Recorded data
====

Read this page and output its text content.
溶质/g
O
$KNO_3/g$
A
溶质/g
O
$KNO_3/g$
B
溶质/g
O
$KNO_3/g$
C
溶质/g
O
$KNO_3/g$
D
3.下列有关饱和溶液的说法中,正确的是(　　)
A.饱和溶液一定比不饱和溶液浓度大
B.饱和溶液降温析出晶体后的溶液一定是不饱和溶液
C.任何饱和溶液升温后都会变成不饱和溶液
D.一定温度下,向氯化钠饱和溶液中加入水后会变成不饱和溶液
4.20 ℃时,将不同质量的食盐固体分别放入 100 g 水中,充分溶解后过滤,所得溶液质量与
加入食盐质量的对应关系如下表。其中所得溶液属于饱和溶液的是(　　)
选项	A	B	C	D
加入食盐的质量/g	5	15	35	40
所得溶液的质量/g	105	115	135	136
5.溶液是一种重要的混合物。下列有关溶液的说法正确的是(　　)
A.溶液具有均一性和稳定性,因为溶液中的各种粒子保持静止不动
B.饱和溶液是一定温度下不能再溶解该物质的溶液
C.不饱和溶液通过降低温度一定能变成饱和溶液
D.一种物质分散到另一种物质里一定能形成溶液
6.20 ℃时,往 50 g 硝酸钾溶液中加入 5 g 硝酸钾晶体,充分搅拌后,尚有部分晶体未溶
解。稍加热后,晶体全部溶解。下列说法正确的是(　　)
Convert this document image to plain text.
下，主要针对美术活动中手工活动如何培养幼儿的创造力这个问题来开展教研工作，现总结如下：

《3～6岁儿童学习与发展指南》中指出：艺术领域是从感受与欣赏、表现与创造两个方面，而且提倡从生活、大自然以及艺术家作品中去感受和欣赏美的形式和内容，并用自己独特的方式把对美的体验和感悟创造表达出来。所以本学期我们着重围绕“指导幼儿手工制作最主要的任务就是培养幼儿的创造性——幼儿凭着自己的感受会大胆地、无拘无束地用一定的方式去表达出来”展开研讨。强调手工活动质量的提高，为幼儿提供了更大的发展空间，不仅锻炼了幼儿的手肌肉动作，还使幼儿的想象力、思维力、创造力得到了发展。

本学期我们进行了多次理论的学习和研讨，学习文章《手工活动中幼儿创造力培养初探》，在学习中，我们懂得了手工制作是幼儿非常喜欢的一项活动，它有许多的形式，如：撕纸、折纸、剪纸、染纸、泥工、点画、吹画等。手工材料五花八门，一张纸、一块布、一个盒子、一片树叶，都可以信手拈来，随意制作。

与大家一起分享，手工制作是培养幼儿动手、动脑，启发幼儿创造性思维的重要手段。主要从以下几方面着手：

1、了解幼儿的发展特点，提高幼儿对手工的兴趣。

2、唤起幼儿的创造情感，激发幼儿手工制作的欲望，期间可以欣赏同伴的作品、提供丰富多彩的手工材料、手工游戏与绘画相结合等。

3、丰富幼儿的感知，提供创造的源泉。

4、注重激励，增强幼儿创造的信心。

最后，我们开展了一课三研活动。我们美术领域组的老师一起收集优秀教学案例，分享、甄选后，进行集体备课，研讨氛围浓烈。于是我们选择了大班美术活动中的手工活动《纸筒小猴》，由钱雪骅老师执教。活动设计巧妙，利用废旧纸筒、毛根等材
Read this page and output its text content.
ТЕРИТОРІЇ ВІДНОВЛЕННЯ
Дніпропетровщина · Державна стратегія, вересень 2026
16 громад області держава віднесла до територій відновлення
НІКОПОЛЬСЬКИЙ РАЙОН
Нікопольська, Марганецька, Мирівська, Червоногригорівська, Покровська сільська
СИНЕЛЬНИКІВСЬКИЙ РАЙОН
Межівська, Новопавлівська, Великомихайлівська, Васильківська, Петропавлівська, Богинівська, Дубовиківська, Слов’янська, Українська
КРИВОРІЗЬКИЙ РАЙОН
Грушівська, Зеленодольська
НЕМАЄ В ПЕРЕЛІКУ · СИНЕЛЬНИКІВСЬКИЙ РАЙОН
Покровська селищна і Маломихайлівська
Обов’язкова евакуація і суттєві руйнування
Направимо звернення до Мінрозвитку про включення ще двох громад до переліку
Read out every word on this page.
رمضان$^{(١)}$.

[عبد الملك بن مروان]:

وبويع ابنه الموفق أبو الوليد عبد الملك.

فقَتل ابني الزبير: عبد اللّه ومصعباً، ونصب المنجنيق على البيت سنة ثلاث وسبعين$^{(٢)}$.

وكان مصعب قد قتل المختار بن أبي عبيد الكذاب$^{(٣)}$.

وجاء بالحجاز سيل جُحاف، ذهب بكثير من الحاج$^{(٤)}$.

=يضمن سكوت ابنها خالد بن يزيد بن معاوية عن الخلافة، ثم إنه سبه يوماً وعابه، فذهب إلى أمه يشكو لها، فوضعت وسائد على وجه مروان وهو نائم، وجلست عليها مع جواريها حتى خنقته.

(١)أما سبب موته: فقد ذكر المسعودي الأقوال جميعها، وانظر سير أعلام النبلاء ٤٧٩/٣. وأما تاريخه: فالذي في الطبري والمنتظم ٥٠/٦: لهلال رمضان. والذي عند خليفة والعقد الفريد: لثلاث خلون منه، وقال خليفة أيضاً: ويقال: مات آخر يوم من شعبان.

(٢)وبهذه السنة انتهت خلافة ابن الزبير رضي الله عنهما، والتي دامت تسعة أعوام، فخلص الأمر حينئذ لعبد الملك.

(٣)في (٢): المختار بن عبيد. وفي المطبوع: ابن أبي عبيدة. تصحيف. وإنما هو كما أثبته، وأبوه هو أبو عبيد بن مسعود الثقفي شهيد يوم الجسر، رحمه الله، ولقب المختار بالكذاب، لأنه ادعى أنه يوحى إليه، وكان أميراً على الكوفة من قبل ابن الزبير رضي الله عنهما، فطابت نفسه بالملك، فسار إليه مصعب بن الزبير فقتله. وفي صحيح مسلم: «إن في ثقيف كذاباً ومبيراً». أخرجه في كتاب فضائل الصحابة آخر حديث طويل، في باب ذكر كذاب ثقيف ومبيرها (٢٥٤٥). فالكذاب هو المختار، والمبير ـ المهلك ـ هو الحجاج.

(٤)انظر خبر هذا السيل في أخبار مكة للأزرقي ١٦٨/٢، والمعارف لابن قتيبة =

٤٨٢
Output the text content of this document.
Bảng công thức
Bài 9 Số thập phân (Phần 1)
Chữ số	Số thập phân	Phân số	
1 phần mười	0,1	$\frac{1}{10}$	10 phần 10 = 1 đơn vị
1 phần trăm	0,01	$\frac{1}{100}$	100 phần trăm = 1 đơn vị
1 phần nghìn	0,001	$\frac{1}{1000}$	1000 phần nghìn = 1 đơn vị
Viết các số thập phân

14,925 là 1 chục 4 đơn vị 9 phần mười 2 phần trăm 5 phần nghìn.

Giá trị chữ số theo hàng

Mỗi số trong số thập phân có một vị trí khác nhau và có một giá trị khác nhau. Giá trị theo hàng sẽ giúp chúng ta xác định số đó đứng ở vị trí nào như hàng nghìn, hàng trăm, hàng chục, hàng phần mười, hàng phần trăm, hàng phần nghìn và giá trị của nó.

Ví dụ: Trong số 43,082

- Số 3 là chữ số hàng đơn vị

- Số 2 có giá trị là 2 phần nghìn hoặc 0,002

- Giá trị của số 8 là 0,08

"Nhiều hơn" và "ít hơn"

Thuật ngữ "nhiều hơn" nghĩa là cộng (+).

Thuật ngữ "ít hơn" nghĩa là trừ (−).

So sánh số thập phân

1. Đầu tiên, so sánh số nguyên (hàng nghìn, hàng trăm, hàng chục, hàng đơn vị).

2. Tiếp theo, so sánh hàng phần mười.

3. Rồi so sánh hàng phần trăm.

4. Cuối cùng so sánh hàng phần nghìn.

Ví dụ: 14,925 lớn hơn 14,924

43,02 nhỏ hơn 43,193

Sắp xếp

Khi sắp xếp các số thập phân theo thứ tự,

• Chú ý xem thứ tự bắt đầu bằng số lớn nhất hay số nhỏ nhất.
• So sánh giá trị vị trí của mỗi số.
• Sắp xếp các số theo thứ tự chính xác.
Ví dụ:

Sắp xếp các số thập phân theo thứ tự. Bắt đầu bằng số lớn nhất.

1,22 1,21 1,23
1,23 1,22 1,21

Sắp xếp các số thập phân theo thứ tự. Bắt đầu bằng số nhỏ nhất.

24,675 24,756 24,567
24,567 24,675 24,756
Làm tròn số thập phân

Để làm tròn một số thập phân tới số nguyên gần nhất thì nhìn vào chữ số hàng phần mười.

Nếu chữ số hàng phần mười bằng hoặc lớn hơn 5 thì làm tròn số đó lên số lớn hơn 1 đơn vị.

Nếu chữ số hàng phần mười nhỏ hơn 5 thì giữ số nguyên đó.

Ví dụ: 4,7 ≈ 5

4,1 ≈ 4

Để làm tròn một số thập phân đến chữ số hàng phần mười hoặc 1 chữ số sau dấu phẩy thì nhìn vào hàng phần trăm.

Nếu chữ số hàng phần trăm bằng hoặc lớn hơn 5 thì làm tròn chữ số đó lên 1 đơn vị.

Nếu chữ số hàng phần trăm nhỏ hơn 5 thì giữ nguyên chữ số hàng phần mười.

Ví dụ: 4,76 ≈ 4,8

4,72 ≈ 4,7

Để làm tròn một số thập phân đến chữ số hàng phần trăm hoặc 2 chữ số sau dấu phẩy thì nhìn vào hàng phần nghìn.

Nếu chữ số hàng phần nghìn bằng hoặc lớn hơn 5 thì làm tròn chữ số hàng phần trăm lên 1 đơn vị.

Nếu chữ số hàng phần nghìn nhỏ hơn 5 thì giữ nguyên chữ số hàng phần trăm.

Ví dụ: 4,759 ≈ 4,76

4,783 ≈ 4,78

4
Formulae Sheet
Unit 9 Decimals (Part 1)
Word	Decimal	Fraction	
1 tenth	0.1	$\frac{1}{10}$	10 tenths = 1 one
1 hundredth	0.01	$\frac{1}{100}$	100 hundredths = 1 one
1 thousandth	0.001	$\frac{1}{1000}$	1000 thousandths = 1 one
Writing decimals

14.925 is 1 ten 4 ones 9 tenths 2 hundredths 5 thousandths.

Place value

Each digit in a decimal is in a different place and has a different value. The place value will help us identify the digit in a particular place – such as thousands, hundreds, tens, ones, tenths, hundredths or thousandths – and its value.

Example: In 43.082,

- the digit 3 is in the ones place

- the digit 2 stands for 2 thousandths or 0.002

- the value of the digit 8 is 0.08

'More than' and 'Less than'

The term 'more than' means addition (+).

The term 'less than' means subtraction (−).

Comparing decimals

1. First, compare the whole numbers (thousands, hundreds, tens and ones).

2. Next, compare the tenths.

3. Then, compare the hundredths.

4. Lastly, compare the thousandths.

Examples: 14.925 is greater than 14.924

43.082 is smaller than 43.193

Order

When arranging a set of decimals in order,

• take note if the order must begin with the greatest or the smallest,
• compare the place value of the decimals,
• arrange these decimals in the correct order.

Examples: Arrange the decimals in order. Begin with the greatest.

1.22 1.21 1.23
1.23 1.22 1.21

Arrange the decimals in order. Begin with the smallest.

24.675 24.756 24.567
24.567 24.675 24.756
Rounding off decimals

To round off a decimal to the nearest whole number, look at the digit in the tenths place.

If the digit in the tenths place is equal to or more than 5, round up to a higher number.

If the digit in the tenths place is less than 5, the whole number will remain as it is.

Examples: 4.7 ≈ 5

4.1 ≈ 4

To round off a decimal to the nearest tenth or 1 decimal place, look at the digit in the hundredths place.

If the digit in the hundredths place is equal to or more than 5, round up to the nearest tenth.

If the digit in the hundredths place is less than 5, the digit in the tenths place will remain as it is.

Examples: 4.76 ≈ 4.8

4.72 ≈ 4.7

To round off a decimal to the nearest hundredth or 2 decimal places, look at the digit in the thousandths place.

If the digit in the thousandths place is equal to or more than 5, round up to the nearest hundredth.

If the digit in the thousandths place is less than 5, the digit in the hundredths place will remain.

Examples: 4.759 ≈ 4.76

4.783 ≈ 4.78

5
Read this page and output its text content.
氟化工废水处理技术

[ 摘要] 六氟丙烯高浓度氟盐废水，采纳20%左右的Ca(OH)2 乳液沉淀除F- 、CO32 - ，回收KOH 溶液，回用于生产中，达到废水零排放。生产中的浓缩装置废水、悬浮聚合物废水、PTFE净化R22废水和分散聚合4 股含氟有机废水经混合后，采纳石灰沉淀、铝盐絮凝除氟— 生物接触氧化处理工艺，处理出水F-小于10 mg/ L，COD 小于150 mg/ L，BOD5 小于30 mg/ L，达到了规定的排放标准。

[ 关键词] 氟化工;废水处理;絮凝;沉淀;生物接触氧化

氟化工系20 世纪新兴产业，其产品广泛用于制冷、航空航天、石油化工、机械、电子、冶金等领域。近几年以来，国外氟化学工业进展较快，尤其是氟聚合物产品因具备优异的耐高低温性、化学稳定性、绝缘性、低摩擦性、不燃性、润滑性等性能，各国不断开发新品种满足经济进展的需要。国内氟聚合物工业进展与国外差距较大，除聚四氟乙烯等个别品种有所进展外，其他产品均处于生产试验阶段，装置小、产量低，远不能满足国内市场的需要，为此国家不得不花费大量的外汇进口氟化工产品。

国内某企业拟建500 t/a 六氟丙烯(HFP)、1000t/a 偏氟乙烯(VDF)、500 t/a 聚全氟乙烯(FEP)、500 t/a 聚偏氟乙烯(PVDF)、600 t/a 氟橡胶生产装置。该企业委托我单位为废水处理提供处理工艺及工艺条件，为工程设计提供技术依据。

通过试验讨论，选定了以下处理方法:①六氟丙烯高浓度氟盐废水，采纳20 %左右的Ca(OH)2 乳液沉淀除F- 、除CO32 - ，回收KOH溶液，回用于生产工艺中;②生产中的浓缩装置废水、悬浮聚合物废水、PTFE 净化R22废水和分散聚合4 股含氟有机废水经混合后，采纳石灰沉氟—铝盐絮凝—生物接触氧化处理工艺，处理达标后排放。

====

Search the data above for the string "remain" and copy each line that has it.

#### Written response
If the digit in the tenths place is less than 5, the whole number will remain as it is.
If the digit in the hundredths place is less than 5, the digit in the tenths place will remain as it is.
If the digit in the thousandths place is less than 5, the digit in the hundredths place will remain.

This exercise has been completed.